* [DATASET ENTRIES]
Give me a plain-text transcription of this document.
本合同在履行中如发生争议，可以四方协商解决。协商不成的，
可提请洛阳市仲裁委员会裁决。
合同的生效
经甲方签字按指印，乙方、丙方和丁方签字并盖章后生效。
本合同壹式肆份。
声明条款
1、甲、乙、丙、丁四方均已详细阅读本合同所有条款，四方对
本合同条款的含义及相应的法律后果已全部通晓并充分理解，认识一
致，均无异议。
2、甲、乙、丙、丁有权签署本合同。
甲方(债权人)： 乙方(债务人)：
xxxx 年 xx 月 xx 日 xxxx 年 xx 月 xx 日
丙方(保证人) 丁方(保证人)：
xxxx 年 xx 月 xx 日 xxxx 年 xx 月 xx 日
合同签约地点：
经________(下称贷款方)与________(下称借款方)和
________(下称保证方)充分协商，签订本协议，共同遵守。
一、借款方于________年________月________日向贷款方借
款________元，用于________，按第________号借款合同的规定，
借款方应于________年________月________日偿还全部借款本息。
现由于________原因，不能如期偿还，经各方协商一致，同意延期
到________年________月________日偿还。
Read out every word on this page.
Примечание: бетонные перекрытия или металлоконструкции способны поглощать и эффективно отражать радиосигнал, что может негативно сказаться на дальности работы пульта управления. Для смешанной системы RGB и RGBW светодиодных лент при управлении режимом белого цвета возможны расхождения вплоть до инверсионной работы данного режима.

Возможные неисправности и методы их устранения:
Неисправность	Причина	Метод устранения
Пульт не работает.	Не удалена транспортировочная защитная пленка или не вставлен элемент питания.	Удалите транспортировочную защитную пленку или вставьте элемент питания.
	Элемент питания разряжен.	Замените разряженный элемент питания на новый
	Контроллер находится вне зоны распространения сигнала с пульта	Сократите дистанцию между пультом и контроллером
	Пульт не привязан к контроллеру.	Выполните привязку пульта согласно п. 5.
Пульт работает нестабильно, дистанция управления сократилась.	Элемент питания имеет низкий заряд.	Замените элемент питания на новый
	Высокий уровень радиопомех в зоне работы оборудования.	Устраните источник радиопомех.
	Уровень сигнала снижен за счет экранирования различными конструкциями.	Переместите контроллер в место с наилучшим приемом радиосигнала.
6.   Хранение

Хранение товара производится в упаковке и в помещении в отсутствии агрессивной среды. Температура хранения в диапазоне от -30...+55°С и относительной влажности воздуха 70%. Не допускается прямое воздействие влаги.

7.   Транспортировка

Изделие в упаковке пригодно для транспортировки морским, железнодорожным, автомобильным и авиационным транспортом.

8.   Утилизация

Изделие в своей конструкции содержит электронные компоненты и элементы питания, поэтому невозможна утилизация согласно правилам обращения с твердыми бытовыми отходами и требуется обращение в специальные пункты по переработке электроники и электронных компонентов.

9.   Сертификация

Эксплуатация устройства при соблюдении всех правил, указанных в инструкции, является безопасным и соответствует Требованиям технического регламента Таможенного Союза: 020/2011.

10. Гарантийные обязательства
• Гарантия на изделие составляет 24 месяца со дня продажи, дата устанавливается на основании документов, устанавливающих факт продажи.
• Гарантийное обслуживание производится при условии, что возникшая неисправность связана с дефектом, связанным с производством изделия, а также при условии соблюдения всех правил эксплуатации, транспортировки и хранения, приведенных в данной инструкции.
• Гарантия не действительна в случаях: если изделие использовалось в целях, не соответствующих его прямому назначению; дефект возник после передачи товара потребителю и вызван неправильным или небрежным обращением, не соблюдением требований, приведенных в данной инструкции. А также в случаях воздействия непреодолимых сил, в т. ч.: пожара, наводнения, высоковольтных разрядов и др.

* [WRITTEN INSTRUCTION] Take every line containing the word "Гарантия" and copy it.

* [ANSWER IN FULL]
• Гарантия на изделие составляет 24 месяца со дня продажи, дата устанавливается на основании документов, устанавливающих факт продажи.
• Гарантия не действительна в случаях: если изделие использовалось в целях, не соответствующих его прямому назначению; дефект возник после передачи товара потребителю и вызван неправильным или небрежным обращением, не соблюдением требований, приведенных в данной инструкции. А также в случаях воздействия непреодолимых сил, в т. ч.: пожара, наводнения, высоковольтных разрядов и др.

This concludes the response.